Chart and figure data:

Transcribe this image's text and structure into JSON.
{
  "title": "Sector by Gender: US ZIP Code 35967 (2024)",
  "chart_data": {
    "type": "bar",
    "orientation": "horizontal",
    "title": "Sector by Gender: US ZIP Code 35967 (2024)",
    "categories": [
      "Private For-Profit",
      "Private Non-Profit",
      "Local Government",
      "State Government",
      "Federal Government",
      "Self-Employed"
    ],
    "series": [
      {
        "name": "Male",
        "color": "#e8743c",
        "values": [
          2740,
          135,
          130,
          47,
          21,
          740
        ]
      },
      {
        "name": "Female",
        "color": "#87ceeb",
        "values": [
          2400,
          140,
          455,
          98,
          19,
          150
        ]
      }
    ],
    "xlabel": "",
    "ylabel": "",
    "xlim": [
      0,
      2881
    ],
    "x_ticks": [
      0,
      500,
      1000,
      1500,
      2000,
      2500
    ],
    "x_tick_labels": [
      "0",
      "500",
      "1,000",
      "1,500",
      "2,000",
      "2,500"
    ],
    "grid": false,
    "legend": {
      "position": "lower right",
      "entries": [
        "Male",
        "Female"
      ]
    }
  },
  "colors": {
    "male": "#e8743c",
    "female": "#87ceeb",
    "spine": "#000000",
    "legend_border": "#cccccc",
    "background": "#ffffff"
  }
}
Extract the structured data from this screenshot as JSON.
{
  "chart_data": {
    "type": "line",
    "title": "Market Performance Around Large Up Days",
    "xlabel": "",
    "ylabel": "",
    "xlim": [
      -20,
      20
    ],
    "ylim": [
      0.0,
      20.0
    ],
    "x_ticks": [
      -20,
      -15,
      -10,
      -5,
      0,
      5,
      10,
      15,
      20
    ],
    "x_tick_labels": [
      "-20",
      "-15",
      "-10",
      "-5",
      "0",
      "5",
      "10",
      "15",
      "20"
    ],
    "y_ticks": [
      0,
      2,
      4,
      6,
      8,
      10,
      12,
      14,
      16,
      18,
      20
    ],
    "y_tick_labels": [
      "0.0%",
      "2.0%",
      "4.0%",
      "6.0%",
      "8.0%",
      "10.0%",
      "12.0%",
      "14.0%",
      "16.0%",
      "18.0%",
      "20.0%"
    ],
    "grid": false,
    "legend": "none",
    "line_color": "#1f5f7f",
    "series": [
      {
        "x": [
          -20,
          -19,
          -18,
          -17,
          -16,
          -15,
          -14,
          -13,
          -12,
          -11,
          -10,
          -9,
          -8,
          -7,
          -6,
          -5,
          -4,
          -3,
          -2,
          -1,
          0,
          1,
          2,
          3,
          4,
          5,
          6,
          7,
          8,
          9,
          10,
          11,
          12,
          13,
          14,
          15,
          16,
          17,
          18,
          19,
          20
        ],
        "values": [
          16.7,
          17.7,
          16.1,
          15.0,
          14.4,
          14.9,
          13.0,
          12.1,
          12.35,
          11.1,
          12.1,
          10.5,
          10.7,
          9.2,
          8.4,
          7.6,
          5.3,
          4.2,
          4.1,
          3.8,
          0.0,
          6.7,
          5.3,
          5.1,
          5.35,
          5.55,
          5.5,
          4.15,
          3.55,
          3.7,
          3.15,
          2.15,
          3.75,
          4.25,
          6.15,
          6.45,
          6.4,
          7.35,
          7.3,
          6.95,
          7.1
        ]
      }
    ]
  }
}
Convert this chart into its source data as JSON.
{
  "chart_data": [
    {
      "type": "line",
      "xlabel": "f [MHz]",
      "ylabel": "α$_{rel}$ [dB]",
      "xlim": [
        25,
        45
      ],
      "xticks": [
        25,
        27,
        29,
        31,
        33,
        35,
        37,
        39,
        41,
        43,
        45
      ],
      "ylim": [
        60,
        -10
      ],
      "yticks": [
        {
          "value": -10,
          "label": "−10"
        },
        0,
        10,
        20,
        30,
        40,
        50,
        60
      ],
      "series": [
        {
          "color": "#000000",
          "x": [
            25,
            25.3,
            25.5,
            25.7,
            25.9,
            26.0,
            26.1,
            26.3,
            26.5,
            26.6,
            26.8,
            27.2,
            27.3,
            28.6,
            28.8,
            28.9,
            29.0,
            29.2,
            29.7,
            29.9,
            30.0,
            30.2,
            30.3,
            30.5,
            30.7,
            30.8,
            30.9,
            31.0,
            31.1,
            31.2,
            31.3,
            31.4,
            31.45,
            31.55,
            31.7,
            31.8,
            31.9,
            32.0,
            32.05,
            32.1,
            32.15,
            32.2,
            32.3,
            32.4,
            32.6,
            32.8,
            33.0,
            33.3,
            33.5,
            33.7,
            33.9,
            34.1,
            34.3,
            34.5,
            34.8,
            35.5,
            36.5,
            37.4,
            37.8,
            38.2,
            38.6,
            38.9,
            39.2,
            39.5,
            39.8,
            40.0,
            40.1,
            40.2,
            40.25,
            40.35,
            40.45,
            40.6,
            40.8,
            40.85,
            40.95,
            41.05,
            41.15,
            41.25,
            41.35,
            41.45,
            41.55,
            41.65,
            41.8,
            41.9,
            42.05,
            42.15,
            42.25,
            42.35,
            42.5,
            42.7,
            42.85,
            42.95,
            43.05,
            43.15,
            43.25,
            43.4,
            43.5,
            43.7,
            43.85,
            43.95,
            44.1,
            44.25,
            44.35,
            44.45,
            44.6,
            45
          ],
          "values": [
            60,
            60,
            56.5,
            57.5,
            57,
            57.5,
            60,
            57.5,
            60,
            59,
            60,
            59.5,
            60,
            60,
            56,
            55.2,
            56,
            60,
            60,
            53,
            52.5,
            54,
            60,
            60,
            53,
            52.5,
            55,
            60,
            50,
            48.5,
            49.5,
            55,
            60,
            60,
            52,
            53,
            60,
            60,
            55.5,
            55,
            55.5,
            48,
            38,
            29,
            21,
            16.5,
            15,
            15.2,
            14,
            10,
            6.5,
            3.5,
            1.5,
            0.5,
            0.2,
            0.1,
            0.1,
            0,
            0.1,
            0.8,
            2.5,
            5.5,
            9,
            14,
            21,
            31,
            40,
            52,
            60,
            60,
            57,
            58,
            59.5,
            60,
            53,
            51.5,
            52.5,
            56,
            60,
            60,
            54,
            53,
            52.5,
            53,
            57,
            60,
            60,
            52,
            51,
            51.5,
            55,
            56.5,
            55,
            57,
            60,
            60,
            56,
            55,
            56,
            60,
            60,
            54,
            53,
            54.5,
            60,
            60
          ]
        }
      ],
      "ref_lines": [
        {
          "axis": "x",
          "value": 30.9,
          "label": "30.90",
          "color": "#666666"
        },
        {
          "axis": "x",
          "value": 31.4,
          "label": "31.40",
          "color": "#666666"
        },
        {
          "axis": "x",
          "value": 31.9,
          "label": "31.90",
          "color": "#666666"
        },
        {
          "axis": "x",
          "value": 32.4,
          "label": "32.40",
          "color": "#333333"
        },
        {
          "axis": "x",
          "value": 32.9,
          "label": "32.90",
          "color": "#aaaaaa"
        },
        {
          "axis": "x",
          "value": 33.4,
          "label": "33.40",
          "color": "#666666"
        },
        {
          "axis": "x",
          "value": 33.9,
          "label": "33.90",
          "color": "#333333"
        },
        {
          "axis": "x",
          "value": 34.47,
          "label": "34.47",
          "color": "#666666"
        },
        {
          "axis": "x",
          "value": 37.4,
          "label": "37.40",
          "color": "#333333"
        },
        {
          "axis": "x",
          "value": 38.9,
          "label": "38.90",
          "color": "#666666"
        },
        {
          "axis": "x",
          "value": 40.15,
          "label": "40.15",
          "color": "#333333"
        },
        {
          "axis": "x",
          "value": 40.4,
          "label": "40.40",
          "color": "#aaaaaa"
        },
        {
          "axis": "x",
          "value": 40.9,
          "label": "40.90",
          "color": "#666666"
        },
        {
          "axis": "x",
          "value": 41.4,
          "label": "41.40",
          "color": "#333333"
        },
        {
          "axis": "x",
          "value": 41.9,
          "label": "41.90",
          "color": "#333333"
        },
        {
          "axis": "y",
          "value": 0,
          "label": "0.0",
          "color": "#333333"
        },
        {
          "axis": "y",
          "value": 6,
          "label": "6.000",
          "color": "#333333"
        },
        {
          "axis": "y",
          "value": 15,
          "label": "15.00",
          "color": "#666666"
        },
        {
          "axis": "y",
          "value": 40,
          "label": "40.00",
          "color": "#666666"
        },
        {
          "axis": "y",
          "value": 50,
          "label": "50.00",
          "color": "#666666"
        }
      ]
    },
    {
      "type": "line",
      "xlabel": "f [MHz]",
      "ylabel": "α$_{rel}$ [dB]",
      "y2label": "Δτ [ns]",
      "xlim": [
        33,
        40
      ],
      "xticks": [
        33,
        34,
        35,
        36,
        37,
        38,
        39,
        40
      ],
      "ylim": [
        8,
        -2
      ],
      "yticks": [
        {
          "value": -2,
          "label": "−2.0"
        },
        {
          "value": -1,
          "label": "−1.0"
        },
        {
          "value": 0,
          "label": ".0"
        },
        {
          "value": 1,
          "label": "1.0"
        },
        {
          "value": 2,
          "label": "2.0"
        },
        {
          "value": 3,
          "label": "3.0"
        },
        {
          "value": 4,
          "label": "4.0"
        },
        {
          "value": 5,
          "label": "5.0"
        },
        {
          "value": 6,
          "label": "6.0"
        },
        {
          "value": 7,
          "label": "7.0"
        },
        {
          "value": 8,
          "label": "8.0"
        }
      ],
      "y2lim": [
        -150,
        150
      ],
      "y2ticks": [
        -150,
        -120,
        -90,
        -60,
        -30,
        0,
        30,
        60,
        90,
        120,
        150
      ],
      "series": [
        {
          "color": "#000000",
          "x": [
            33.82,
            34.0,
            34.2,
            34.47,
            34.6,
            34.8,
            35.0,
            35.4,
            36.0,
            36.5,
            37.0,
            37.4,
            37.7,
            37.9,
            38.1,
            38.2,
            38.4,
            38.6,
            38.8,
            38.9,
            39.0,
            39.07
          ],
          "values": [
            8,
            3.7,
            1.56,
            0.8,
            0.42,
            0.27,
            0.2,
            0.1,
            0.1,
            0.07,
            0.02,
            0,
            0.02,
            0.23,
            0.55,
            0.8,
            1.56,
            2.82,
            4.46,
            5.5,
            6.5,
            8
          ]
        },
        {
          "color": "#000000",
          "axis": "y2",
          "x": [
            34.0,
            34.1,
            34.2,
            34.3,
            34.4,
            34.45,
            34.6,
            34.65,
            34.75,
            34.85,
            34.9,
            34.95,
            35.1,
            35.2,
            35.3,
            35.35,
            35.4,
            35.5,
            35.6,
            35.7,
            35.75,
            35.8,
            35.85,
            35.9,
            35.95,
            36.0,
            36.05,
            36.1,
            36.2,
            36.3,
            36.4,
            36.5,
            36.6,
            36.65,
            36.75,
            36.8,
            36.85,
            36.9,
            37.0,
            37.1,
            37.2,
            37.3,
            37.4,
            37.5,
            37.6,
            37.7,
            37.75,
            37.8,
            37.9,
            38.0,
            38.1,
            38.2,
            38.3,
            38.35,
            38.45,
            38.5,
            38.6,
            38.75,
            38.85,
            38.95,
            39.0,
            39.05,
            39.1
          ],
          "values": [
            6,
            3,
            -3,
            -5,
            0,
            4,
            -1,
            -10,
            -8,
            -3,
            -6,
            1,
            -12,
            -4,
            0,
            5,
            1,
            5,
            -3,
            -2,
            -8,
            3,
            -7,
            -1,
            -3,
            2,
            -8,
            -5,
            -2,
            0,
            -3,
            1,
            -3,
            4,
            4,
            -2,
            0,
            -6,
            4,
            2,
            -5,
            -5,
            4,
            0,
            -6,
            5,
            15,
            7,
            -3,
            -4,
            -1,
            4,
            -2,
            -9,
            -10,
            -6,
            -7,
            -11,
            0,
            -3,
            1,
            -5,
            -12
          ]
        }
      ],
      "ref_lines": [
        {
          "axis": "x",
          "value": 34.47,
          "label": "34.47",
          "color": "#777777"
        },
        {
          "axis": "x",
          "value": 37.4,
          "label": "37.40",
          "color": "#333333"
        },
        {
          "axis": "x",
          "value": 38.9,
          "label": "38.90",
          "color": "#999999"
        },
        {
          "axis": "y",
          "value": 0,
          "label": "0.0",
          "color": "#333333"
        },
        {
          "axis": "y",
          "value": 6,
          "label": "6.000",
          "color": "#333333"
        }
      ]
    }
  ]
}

**Short task**
Give only the number of lines above that hold the string "type".

**Output**
4